======== DATA FOR PROCESSING
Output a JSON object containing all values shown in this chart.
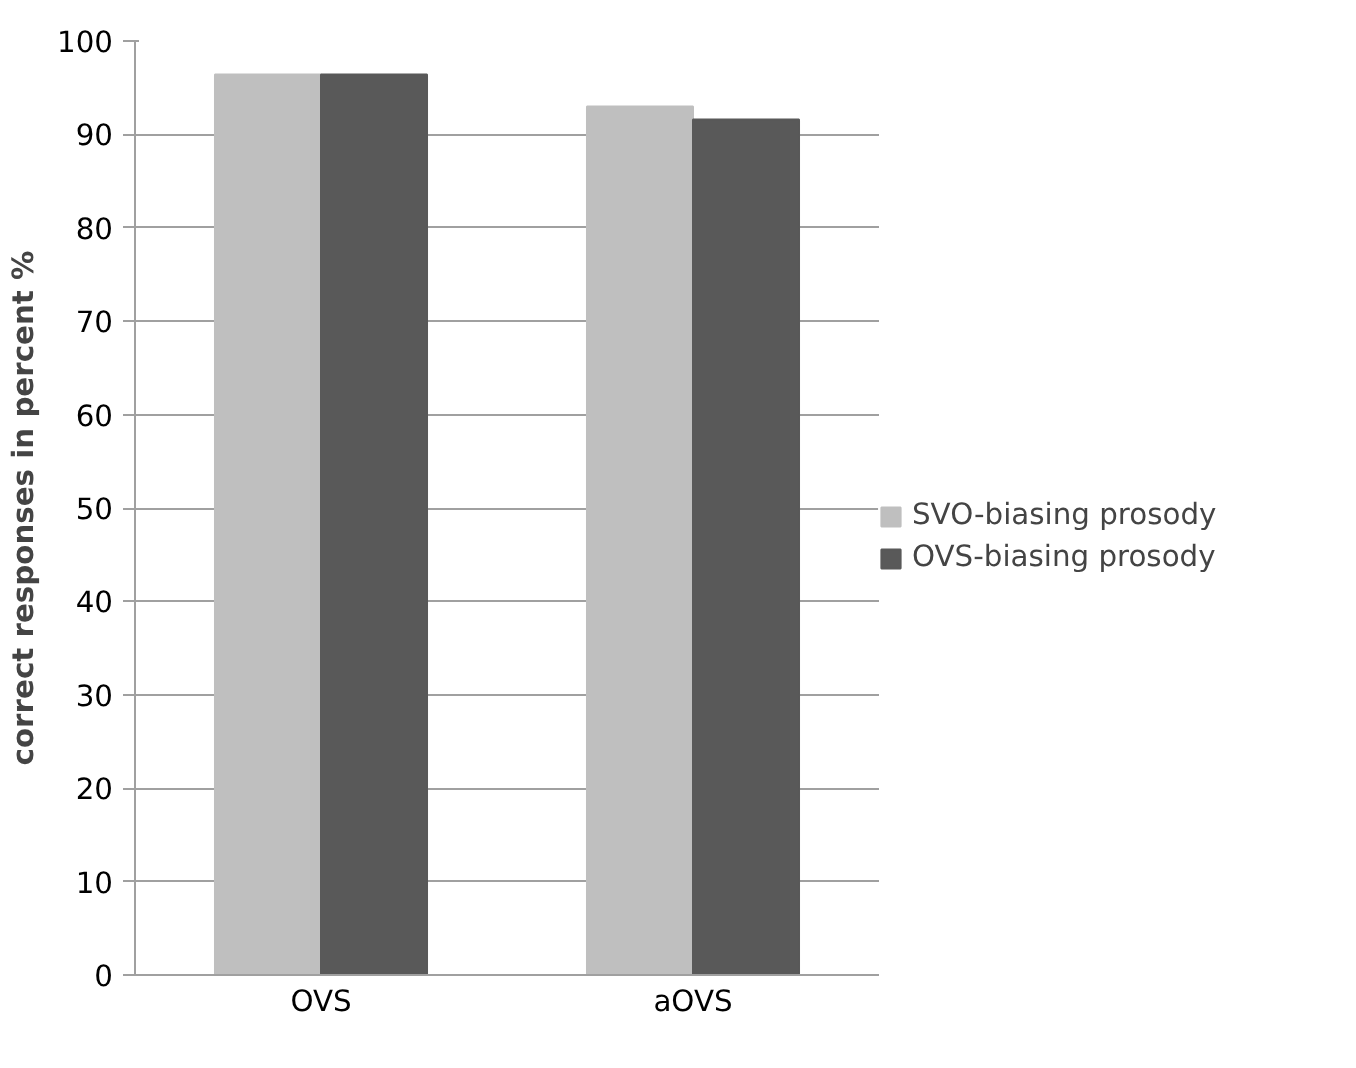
{
  "chart_data": {
    "type": "bar",
    "ylabel": "correct responses in percent %",
    "categories": [
      "OVS",
      "aOVS"
    ],
    "series": [
      {
        "name": "SVO-biasing prosody",
        "color": "#bfbfbf",
        "values": [
          96.4,
          93.0
        ]
      },
      {
        "name": "OVS-biasing prosody",
        "color": "#595959",
        "values": [
          96.4,
          91.6
        ]
      }
    ],
    "ylim": [
      0,
      100
    ],
    "yticks": [
      0,
      10,
      20,
      30,
      40,
      50,
      60,
      70,
      80,
      90,
      100
    ],
    "grid": "y",
    "legend": "right"
  }
}
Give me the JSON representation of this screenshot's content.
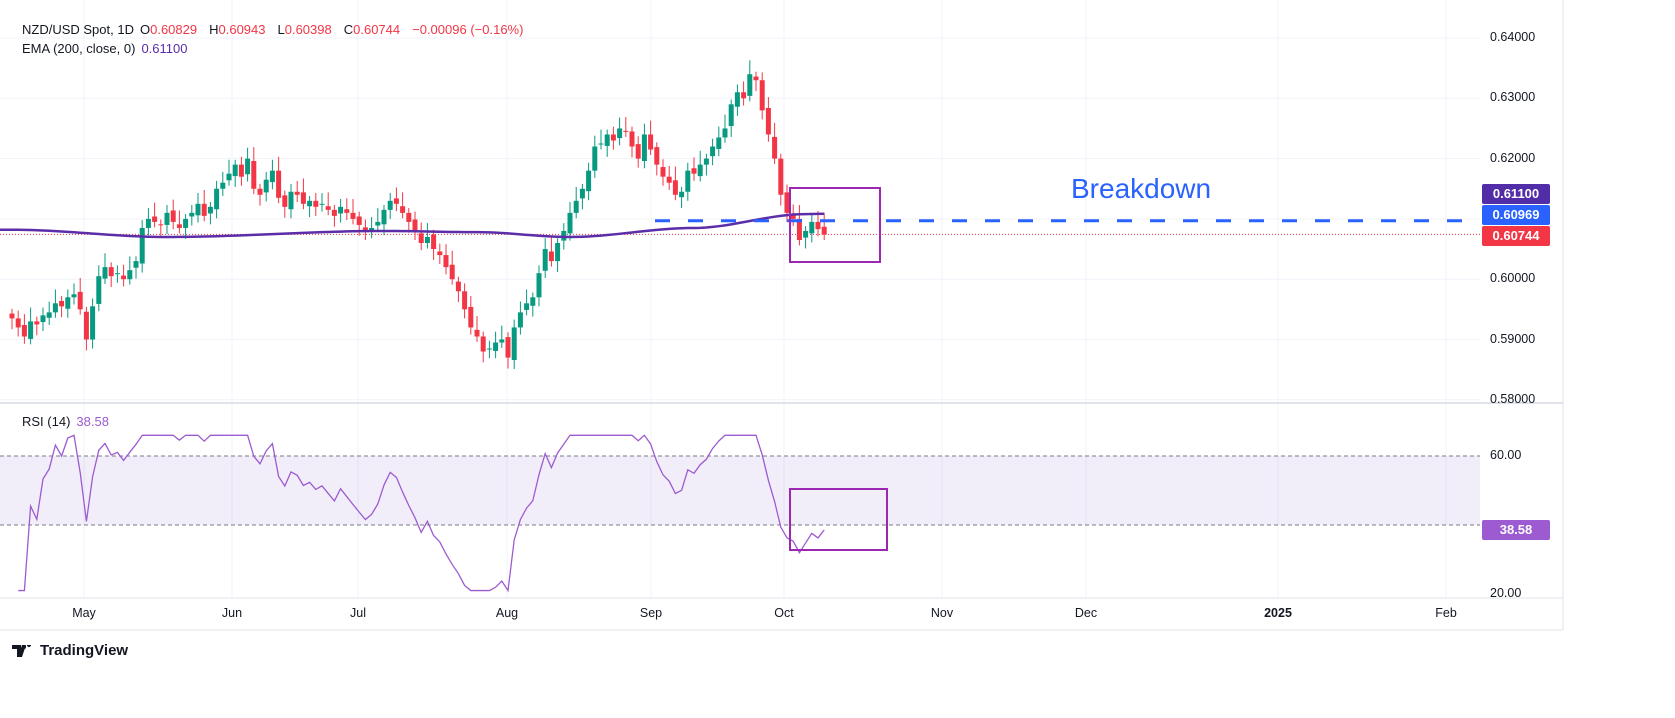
{
  "header": {
    "symbol": "NZD/USD Spot, 1D",
    "open_label": "O",
    "open": "0.60829",
    "high_label": "H",
    "high": "0.60943",
    "low_label": "L",
    "low": "0.60398",
    "close_label": "C",
    "close": "0.60744",
    "change": "−0.00096 (−0.16%)",
    "ema_label": "EMA (200, close, 0)",
    "ema_value": "0.61100",
    "rsi_label": "RSI (14)",
    "rsi_value": "38.58"
  },
  "annotation": "Breakdown",
  "price_tags": {
    "ema": "0.61100",
    "breakdown": "0.60969",
    "last": "0.60744",
    "rsi": "38.58"
  },
  "footer": {
    "brand": "TradingView"
  },
  "colors": {
    "up": "#089981",
    "down": "#f23645",
    "ema": "#5b2da8",
    "rsi": "#9c5bd0",
    "box": "#9c27b0",
    "breakdown": "#2962ff"
  },
  "chart_data": {
    "type": "candlestick",
    "title": "NZD/USD Spot, 1D",
    "start_date": "2024-04-15",
    "closes": [
      0.5935,
      0.592,
      0.5905,
      0.593,
      0.5925,
      0.594,
      0.5945,
      0.596,
      0.5955,
      0.597,
      0.5975,
      0.595,
      0.59,
      0.5955,
      0.6005,
      0.602,
      0.6005,
      0.601,
      0.6,
      0.6015,
      0.603,
      0.6085,
      0.61,
      0.6095,
      0.609,
      0.611,
      0.6095,
      0.6085,
      0.61,
      0.611,
      0.6125,
      0.6105,
      0.612,
      0.615,
      0.616,
      0.6175,
      0.619,
      0.617,
      0.62,
      0.615,
      0.614,
      0.6165,
      0.618,
      0.6135,
      0.612,
      0.6145,
      0.614,
      0.6125,
      0.613,
      0.612,
      0.6125,
      0.6115,
      0.6105,
      0.612,
      0.611,
      0.61,
      0.609,
      0.608,
      0.6085,
      0.6095,
      0.6115,
      0.613,
      0.6125,
      0.611,
      0.6095,
      0.608,
      0.606,
      0.607,
      0.605,
      0.604,
      0.602,
      0.6,
      0.598,
      0.595,
      0.592,
      0.5905,
      0.588,
      0.5885,
      0.5895,
      0.59,
      0.587,
      0.592,
      0.5945,
      0.596,
      0.597,
      0.601,
      0.605,
      0.603,
      0.606,
      0.608,
      0.611,
      0.613,
      0.615,
      0.618,
      0.622,
      0.6225,
      0.624,
      0.623,
      0.625,
      0.6245,
      0.622,
      0.62,
      0.624,
      0.6215,
      0.619,
      0.617,
      0.616,
      0.614,
      0.6145,
      0.618,
      0.6175,
      0.619,
      0.62,
      0.622,
      0.6235,
      0.625,
      0.629,
      0.631,
      0.63,
      0.634,
      0.633,
      0.628,
      0.624,
      0.62,
      0.614,
      0.611,
      0.61,
      0.6065,
      0.608,
      0.6095,
      0.6083,
      0.6074
    ],
    "ema200_keypoints": [
      [
        0,
        0.6082
      ],
      [
        25,
        0.607
      ],
      [
        60,
        0.608
      ],
      [
        75,
        0.6078
      ],
      [
        90,
        0.607
      ],
      [
        110,
        0.6085
      ],
      [
        128,
        0.6108
      ],
      [
        137,
        0.611
      ]
    ],
    "breakdown_level": 0.60969,
    "last_price": 0.60744,
    "price_axis": {
      "ticks": [
        "0.64000",
        "0.63000",
        "0.62000",
        "0.61000",
        "0.60000",
        "0.59000",
        "0.58000"
      ],
      "range": [
        0.58,
        0.64
      ]
    },
    "rsi": {
      "period": 14,
      "last": 38.58,
      "band": [
        40,
        60
      ],
      "ticks": [
        "60.00",
        "20.00"
      ],
      "range": [
        20,
        60
      ]
    },
    "time_axis": [
      "May",
      "Jun",
      "Jul",
      "Aug",
      "Sep",
      "Oct",
      "Nov",
      "Dec",
      "2025",
      "Feb"
    ]
  }
}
================
■ PROBLEM TO WORK ON: Your task is to list each line of the records with the word "this".

■ FINISHED ANSWER:
Output a JSON object containing all values shown in this chart.
Give me the JSON representation of this screenshot's content.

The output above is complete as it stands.